(Source records)
##########

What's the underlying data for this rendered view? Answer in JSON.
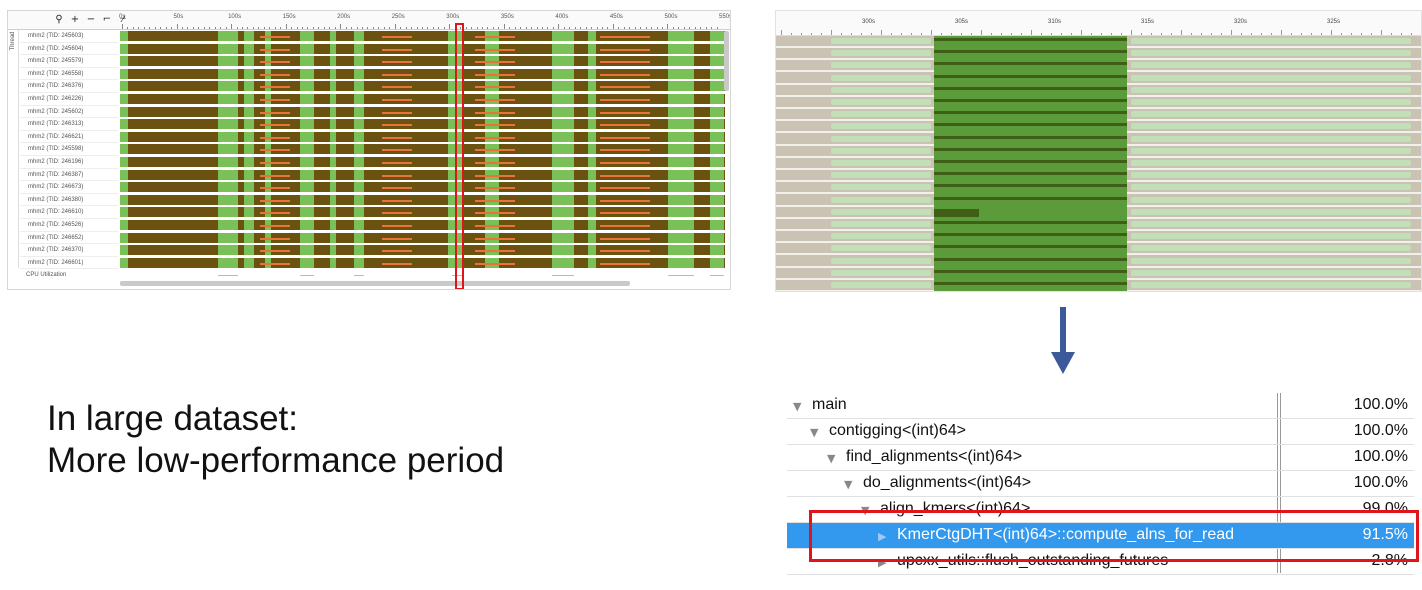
{
  "timeline": {
    "axis_ticks": [
      "0s",
      "50s",
      "100s",
      "150s",
      "200s",
      "250s",
      "300s",
      "350s",
      "400s",
      "450s",
      "500s",
      "550s"
    ],
    "thread_header": "Thread",
    "threads": [
      "mhm2 (TID: 245603)",
      "mhm2 (TID: 245604)",
      "mhm2 (TID: 245579)",
      "mhm2 (TID: 246558)",
      "mhm2 (TID: 246376)",
      "mhm2 (TID: 246226)",
      "mhm2 (TID: 245602)",
      "mhm2 (TID: 246313)",
      "mhm2 (TID: 246621)",
      "mhm2 (TID: 245598)",
      "mhm2 (TID: 246196)",
      "mhm2 (TID: 246387)",
      "mhm2 (TID: 246673)",
      "mhm2 (TID: 246380)",
      "mhm2 (TID: 246610)",
      "mhm2 (TID: 246526)",
      "mhm2 (TID: 246652)",
      "mhm2 (TID: 246370)",
      "mhm2 (TID: 246601)"
    ],
    "cpu_label": "CPU Utilization",
    "toolbar_icons": [
      "search-icon",
      "zoom-in-icon",
      "zoom-out-icon",
      "filter-icon",
      "filter-highlight-icon"
    ],
    "colors": {
      "busy": "#6b5210",
      "idle": "#79c156",
      "spin": "#e8743a",
      "highlight": "#e0141b"
    }
  },
  "zoom_panel": {
    "axis_ticks": [
      "300s",
      "305s",
      "310s",
      "315s",
      "320s",
      "325s"
    ],
    "colors": {
      "background": "#cac3b3",
      "active": "#5b9b39",
      "light": "#c2dfb8"
    }
  },
  "caption": {
    "line1": "In large dataset:",
    "line2": "More low-performance period"
  },
  "call_tree": {
    "rows": [
      {
        "name": "main",
        "pct": "100.0%",
        "depth": 0,
        "expanded": true
      },
      {
        "name": "contigging<(int)64>",
        "pct": "100.0%",
        "depth": 1,
        "expanded": true
      },
      {
        "name": "find_alignments<(int)64>",
        "pct": "100.0%",
        "depth": 2,
        "expanded": true
      },
      {
        "name": "do_alignments<(int)64>",
        "pct": "100.0%",
        "depth": 3,
        "expanded": true
      },
      {
        "name": "align_kmers<(int)64>",
        "pct": "99.0%",
        "depth": 4,
        "expanded": true
      },
      {
        "name": "KmerCtgDHT<(int)64>::compute_alns_for_read",
        "pct": "91.5%",
        "depth": 5,
        "expanded": false,
        "selected": true
      },
      {
        "name": "upcxx_utils::flush_outstanding_futures",
        "pct": "2.8%",
        "depth": 5,
        "expanded": false
      }
    ],
    "selection_color": "#3399ee"
  }
}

##########

**Goal**: Write out the full set of lines verbatim, without the pictures.

**Completed task**:
What's the underlying data for this rendered view? Answer in JSON.
{
  "timeline": {
    "axis_ticks": [
      "0s",
      "50s",
      "100s",
      "150s",
      "200s",
      "250s",
      "300s",
      "350s",
      "400s",
      "450s",
      "500s",
      "550s"
    ],
    "thread_header": "Thread",
    "threads": [
      "mhm2 (TID: 245603)",
      "mhm2 (TID: 245604)",
      "mhm2 (TID: 245579)",
      "mhm2 (TID: 246558)",
      "mhm2 (TID: 246376)",
      "mhm2 (TID: 246226)",
      "mhm2 (TID: 245602)",
      "mhm2 (TID: 246313)",
      "mhm2 (TID: 246621)",
      "mhm2 (TID: 245598)",
      "mhm2 (TID: 246196)",
      "mhm2 (TID: 246387)",
      "mhm2 (TID: 246673)",
      "mhm2 (TID: 246380)",
      "mhm2 (TID: 246610)",
      "mhm2 (TID: 246526)",
      "mhm2 (TID: 246652)",
      "mhm2 (TID: 246370)",
      "mhm2 (TID: 246601)"
    ],
    "cpu_label": "CPU Utilization",
    "toolbar_icons": [
      "search-icon",
      "zoom-in-icon",
      "zoom-out-icon",
      "filter-icon",
      "filter-highlight-icon"
    ],
    "colors": {
      "busy": "#6b5210",
      "idle": "#79c156",
      "spin": "#e8743a",
      "highlight": "#e0141b"
    }
  },
  "zoom_panel": {
    "axis_ticks": [
      "300s",
      "305s",
      "310s",
      "315s",
      "320s",
      "325s"
    ],
    "colors": {
      "background": "#cac3b3",
      "active": "#5b9b39",
      "light": "#c2dfb8"
    }
  },
  "caption": {
    "line1": "In large dataset:",
    "line2": "More low-performance period"
  },
  "call_tree": {
    "rows": [
      {
        "name": "main",
        "pct": "100.0%",
        "depth": 0,
        "expanded": true
      },
      {
        "name": "contigging<(int)64>",
        "pct": "100.0%",
        "depth": 1,
        "expanded": true
      },
      {
        "name": "find_alignments<(int)64>",
        "pct": "100.0%",
        "depth": 2,
        "expanded": true
      },
      {
        "name": "do_alignments<(int)64>",
        "pct": "100.0%",
        "depth": 3,
        "expanded": true
      },
      {
        "name": "align_kmers<(int)64>",
        "pct": "99.0%",
        "depth": 4,
        "expanded": true
      },
      {
        "name": "KmerCtgDHT<(int)64>::compute_alns_for_read",
        "pct": "91.5%",
        "depth": 5,
        "expanded": false,
        "selected": true
      },
      {
        "name": "upcxx_utils::flush_outstanding_futures",
        "pct": "2.8%",
        "depth": 5,
        "expanded": false
      }
    ],
    "selection_color": "#3399ee"
  }
}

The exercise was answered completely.